Each entry must be given again exactly; images do not belong in the copy.

********************

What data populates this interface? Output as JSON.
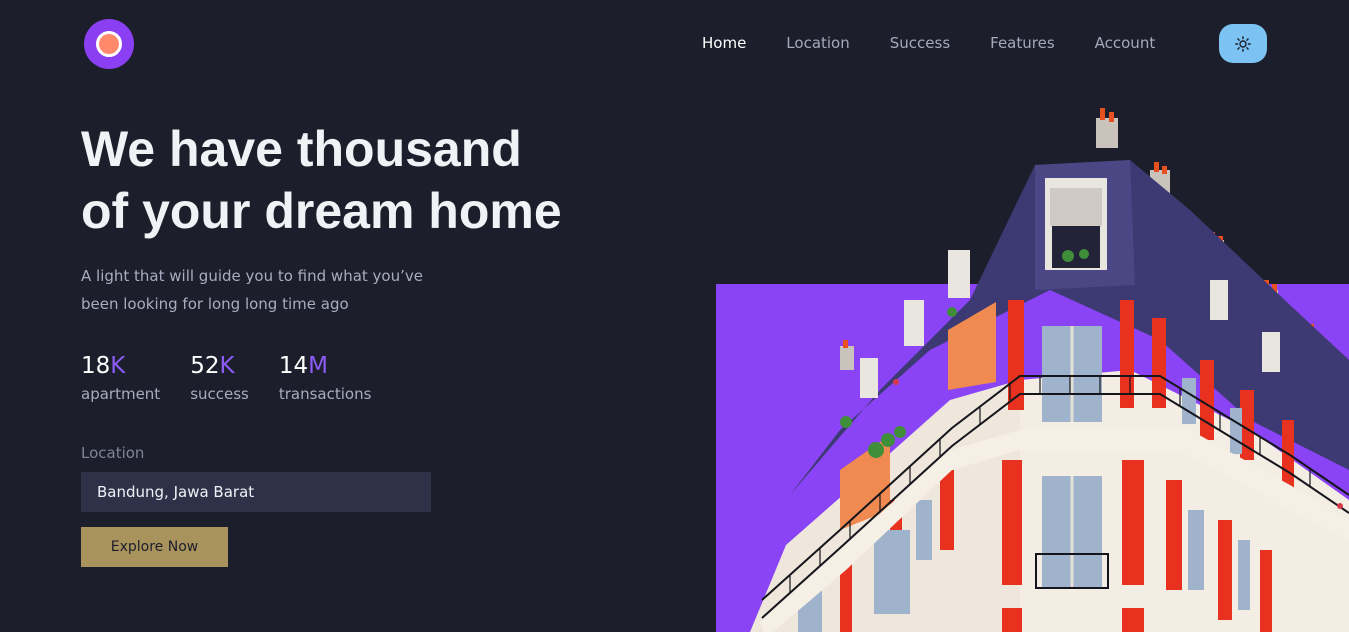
{
  "nav": {
    "items": [
      "Home",
      "Location",
      "Success",
      "Features",
      "Account"
    ],
    "active": "Home"
  },
  "theme_toggle": {
    "icon": "sun-icon"
  },
  "hero": {
    "headline_line1": "We have thousand",
    "headline_line2": "of your dream home",
    "subtext_line1": "A light that will guide you to find what you’ve",
    "subtext_line2": "been looking for long long time ago",
    "stats": [
      {
        "number": "18",
        "unit": "K",
        "label": "apartment"
      },
      {
        "number": "52",
        "unit": "K",
        "label": "success"
      },
      {
        "number": "14",
        "unit": "M",
        "label": "transactions"
      }
    ]
  },
  "search": {
    "label": "Location",
    "value": "Bandung, Jawa Barat",
    "button": "Explore Now"
  },
  "colors": {
    "background": "#1c1e2b",
    "accent_purple": "#8b5cf6",
    "button_gold": "#a8935c",
    "input_bg": "#2e3249",
    "toggle_blue": "#7cc3f4"
  }
}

********************

## Correct response
What data populates this interface? Output as JSON.
{
  "nav": {
    "items": [
      "Home",
      "Location",
      "Success",
      "Features",
      "Account"
    ],
    "active": "Home"
  },
  "theme_toggle": {
    "icon": "sun-icon"
  },
  "hero": {
    "headline_line1": "We have thousand",
    "headline_line2": "of your dream home",
    "subtext_line1": "A light that will guide you to find what you’ve",
    "subtext_line2": "been looking for long long time ago",
    "stats": [
      {
        "number": "18",
        "unit": "K",
        "label": "apartment"
      },
      {
        "number": "52",
        "unit": "K",
        "label": "success"
      },
      {
        "number": "14",
        "unit": "M",
        "label": "transactions"
      }
    ]
  },
  "search": {
    "label": "Location",
    "value": "Bandung, Jawa Barat",
    "button": "Explore Now"
  },
  "colors": {
    "background": "#1c1e2b",
    "accent_purple": "#8b5cf6",
    "button_gold": "#a8935c",
    "input_bg": "#2e3249",
    "toggle_blue": "#7cc3f4"
  }
}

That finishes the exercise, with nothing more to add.